Goal:
State how many lines in the records hold the word "What", giving the number and no other text.

Given records:
— start —
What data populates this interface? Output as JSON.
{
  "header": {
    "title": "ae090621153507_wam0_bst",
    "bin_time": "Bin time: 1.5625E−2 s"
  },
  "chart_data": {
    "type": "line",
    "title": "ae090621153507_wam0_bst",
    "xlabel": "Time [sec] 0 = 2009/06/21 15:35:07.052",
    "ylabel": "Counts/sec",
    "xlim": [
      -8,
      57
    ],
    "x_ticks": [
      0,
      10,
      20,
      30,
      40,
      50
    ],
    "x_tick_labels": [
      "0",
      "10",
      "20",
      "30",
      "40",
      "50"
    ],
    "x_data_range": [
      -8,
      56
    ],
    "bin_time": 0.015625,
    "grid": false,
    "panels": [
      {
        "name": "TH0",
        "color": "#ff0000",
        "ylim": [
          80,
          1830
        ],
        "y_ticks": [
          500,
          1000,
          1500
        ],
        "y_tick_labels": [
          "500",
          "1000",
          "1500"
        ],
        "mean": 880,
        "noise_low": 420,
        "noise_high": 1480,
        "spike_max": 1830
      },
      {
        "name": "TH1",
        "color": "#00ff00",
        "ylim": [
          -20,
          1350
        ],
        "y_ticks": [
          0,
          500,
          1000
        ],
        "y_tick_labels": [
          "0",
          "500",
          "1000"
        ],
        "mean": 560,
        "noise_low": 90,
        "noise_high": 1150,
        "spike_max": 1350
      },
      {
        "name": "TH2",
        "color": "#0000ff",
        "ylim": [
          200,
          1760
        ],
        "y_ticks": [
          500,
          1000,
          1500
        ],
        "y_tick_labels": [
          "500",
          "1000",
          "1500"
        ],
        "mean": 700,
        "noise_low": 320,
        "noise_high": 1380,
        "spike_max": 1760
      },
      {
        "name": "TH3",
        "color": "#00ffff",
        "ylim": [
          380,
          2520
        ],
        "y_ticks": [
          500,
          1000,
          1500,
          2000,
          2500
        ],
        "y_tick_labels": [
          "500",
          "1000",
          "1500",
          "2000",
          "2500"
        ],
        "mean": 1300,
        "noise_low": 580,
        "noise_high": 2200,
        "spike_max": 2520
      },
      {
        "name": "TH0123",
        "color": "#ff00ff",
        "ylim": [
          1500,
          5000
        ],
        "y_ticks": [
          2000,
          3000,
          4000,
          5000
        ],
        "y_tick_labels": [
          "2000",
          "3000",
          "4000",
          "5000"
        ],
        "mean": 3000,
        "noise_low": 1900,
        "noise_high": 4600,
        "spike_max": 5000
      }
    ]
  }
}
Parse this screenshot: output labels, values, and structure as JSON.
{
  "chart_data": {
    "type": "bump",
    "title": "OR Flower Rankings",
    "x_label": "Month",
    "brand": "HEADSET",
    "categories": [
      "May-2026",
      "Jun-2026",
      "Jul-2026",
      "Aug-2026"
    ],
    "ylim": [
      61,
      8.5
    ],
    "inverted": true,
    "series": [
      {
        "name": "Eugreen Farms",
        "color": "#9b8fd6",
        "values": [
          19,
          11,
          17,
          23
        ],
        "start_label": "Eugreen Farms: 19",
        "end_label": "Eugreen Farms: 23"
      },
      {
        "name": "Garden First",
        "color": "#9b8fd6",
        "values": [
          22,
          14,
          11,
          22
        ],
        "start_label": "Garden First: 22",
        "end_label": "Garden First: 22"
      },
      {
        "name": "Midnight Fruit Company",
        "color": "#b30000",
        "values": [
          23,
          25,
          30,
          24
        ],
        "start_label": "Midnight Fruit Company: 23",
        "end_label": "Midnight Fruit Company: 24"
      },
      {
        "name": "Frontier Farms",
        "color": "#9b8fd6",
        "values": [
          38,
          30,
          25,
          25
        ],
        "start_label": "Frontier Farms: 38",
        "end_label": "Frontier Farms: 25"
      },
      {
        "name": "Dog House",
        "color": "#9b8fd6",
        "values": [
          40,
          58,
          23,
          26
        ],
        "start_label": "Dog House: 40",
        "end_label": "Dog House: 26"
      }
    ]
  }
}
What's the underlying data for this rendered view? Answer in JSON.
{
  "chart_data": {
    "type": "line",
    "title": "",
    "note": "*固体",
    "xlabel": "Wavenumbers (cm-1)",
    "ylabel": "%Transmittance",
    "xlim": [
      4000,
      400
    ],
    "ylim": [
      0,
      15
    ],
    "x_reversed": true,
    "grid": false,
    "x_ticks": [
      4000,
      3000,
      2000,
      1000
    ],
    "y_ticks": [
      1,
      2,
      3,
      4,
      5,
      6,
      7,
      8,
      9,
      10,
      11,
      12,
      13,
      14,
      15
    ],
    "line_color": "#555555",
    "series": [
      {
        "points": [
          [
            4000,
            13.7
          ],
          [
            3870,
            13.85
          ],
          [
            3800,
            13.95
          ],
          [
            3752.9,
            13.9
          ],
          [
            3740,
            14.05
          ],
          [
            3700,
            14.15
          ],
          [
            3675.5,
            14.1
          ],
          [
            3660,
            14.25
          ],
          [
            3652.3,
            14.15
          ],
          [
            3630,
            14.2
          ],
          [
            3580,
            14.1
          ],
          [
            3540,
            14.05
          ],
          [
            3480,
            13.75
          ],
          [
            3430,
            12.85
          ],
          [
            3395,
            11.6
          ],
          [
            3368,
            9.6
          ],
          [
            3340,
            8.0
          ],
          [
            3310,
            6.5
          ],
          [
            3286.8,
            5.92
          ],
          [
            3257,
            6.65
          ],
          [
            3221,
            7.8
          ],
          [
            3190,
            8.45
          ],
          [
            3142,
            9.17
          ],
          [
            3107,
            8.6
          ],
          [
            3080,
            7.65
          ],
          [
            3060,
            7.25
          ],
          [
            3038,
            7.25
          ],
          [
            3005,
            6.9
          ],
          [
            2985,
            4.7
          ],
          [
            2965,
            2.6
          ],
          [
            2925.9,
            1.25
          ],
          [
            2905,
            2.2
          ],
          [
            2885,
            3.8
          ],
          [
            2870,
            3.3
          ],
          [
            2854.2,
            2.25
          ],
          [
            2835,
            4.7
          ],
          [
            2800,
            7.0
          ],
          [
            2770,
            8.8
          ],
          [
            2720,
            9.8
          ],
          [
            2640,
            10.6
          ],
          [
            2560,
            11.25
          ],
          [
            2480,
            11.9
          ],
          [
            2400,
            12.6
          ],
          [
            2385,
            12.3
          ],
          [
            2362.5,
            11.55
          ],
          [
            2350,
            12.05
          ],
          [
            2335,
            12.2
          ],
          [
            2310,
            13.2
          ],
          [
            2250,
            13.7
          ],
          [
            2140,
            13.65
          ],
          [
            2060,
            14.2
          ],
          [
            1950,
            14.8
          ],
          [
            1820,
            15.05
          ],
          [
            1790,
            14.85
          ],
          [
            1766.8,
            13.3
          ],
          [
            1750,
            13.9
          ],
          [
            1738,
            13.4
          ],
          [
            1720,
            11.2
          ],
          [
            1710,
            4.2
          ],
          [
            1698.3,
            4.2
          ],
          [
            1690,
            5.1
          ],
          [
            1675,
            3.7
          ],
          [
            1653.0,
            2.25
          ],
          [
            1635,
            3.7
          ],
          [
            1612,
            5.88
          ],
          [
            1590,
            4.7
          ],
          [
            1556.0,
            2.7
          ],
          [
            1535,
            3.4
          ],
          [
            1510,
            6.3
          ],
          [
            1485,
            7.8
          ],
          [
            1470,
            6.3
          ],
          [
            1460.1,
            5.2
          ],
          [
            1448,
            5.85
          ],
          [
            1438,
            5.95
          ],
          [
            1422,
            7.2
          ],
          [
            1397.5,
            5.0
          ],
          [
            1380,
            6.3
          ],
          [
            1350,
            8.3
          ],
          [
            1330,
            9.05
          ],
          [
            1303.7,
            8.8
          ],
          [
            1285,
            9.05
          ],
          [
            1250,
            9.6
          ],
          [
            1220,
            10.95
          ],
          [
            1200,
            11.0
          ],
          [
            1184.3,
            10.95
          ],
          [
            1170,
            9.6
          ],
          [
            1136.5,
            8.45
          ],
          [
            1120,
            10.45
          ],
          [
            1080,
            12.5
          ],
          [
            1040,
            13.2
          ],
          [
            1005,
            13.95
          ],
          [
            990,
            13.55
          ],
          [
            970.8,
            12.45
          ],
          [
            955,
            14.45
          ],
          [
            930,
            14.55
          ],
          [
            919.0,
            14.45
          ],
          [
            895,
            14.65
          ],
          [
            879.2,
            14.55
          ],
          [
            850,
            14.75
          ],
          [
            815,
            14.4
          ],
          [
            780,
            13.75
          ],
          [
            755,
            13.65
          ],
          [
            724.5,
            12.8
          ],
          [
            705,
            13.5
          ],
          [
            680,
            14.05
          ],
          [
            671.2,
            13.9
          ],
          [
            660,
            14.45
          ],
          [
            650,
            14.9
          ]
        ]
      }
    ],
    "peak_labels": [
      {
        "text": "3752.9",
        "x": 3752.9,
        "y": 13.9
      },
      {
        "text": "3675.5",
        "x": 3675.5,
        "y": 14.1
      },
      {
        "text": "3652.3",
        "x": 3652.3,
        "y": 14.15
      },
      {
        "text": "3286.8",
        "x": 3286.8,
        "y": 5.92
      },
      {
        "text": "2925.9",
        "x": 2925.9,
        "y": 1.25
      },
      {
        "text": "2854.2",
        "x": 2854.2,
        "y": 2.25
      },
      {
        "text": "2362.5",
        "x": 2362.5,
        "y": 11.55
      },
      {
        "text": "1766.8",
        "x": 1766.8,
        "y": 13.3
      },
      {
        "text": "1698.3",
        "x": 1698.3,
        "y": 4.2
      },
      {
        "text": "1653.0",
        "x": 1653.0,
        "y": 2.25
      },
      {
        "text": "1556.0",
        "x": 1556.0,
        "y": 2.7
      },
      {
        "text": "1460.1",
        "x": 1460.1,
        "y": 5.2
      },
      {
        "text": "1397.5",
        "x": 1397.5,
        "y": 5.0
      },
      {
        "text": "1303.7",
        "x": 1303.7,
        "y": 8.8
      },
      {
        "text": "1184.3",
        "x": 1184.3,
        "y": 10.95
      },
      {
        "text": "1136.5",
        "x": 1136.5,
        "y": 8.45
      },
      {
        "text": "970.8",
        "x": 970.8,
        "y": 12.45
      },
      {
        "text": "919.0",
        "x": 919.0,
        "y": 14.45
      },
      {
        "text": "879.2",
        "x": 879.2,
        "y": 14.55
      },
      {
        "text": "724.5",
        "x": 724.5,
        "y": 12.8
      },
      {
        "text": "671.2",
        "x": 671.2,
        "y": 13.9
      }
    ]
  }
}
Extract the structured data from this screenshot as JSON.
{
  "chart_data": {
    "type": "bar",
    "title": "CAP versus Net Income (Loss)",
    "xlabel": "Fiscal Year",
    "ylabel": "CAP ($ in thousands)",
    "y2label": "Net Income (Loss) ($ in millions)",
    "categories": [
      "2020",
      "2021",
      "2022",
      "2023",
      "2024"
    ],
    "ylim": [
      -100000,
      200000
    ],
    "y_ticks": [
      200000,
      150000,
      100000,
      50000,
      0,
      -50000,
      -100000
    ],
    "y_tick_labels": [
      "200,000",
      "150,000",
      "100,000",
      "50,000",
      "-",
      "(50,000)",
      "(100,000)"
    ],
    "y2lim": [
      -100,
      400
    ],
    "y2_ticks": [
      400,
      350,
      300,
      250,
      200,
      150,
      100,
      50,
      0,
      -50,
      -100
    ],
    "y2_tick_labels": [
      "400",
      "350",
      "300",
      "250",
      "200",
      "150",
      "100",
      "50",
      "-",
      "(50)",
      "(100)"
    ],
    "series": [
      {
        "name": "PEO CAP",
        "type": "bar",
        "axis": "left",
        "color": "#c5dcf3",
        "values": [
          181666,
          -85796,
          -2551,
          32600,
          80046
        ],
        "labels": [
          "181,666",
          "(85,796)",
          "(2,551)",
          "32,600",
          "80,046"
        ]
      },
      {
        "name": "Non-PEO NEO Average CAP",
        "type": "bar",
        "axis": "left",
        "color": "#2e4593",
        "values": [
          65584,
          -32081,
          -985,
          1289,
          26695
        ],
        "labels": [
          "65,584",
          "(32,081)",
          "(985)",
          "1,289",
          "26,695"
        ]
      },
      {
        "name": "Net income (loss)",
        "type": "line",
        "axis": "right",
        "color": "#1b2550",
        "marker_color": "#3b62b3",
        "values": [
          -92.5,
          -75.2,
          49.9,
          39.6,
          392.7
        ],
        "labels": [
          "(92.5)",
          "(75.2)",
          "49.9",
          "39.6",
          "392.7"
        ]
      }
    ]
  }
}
— end —
Worked answer:
2